What you need to do
Return all entries precisely as they stand, without the images.

Records shown
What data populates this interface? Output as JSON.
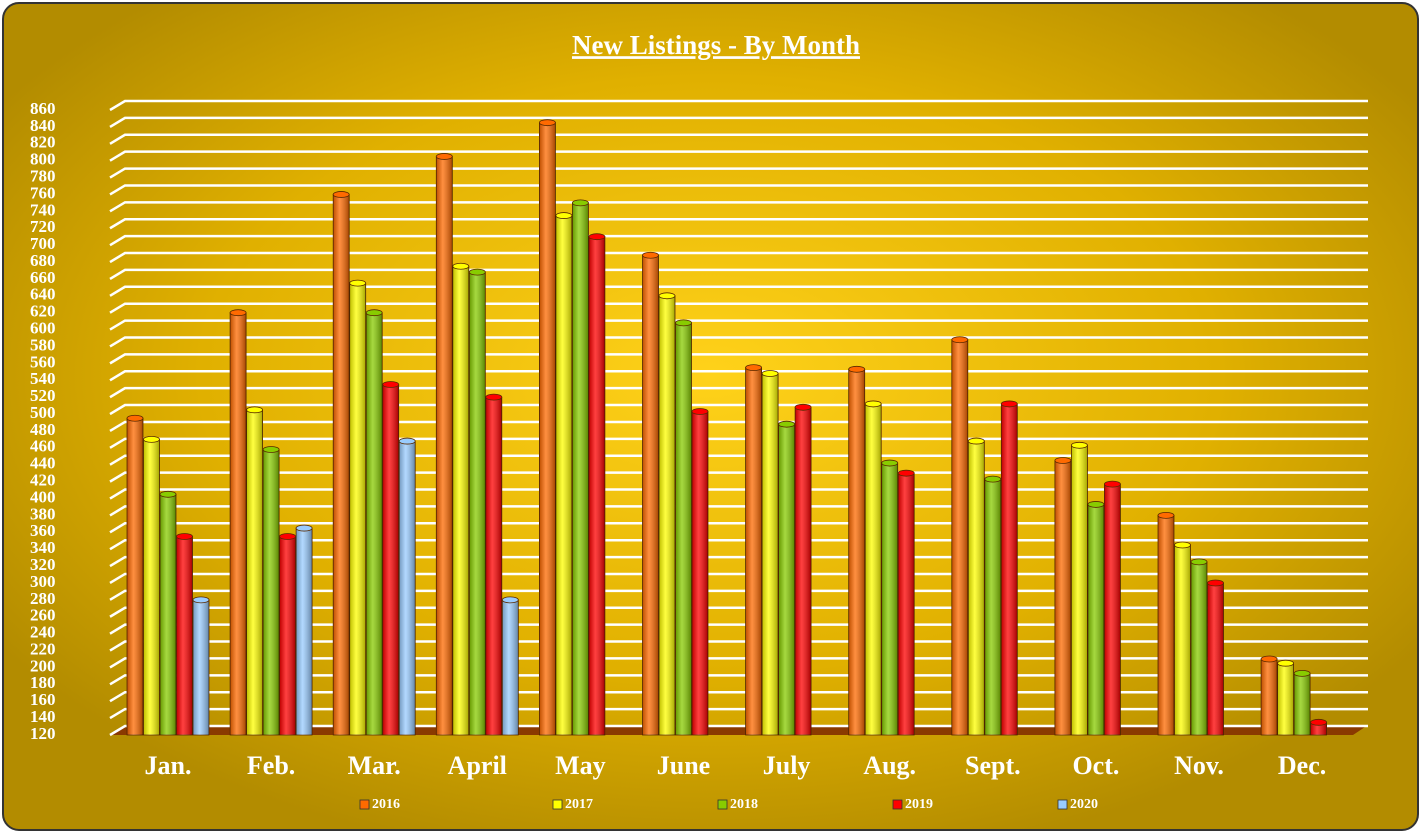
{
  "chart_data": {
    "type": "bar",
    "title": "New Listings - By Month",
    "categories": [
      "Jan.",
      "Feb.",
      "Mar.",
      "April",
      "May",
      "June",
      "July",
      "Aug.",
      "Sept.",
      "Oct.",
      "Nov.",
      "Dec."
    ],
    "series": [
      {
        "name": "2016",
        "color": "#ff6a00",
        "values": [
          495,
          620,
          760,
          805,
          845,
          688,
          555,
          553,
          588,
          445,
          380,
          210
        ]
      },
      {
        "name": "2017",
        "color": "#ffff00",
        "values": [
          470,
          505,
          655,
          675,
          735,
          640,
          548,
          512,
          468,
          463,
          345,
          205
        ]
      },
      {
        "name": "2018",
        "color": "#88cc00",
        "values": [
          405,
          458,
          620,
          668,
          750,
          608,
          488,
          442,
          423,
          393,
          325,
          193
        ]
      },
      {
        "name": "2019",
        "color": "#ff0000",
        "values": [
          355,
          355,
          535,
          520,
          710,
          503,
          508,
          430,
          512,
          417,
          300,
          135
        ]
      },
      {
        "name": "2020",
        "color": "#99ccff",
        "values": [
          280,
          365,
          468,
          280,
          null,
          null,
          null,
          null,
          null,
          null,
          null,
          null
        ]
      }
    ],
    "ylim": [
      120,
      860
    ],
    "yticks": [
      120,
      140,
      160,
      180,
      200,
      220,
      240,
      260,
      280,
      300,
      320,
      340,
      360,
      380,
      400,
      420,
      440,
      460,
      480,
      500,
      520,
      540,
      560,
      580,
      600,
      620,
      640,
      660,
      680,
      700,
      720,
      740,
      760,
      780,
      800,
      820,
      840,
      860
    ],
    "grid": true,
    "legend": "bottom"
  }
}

Answer
What data populates this interface? Output as JSON.
{
  "chart_data": {
    "type": "bar",
    "title": "New Listings - By Month",
    "categories": [
      "Jan.",
      "Feb.",
      "Mar.",
      "April",
      "May",
      "June",
      "July",
      "Aug.",
      "Sept.",
      "Oct.",
      "Nov.",
      "Dec."
    ],
    "series": [
      {
        "name": "2016",
        "color": "#ff6a00",
        "values": [
          495,
          620,
          760,
          805,
          845,
          688,
          555,
          553,
          588,
          445,
          380,
          210
        ]
      },
      {
        "name": "2017",
        "color": "#ffff00",
        "values": [
          470,
          505,
          655,
          675,
          735,
          640,
          548,
          512,
          468,
          463,
          345,
          205
        ]
      },
      {
        "name": "2018",
        "color": "#88cc00",
        "values": [
          405,
          458,
          620,
          668,
          750,
          608,
          488,
          442,
          423,
          393,
          325,
          193
        ]
      },
      {
        "name": "2019",
        "color": "#ff0000",
        "values": [
          355,
          355,
          535,
          520,
          710,
          503,
          508,
          430,
          512,
          417,
          300,
          135
        ]
      },
      {
        "name": "2020",
        "color": "#99ccff",
        "values": [
          280,
          365,
          468,
          280,
          null,
          null,
          null,
          null,
          null,
          null,
          null,
          null
        ]
      }
    ],
    "ylim": [
      120,
      860
    ],
    "yticks": [
      120,
      140,
      160,
      180,
      200,
      220,
      240,
      260,
      280,
      300,
      320,
      340,
      360,
      380,
      400,
      420,
      440,
      460,
      480,
      500,
      520,
      540,
      560,
      580,
      600,
      620,
      640,
      660,
      680,
      700,
      720,
      740,
      760,
      780,
      800,
      820,
      840,
      860
    ],
    "grid": true,
    "legend": "bottom"
  }
}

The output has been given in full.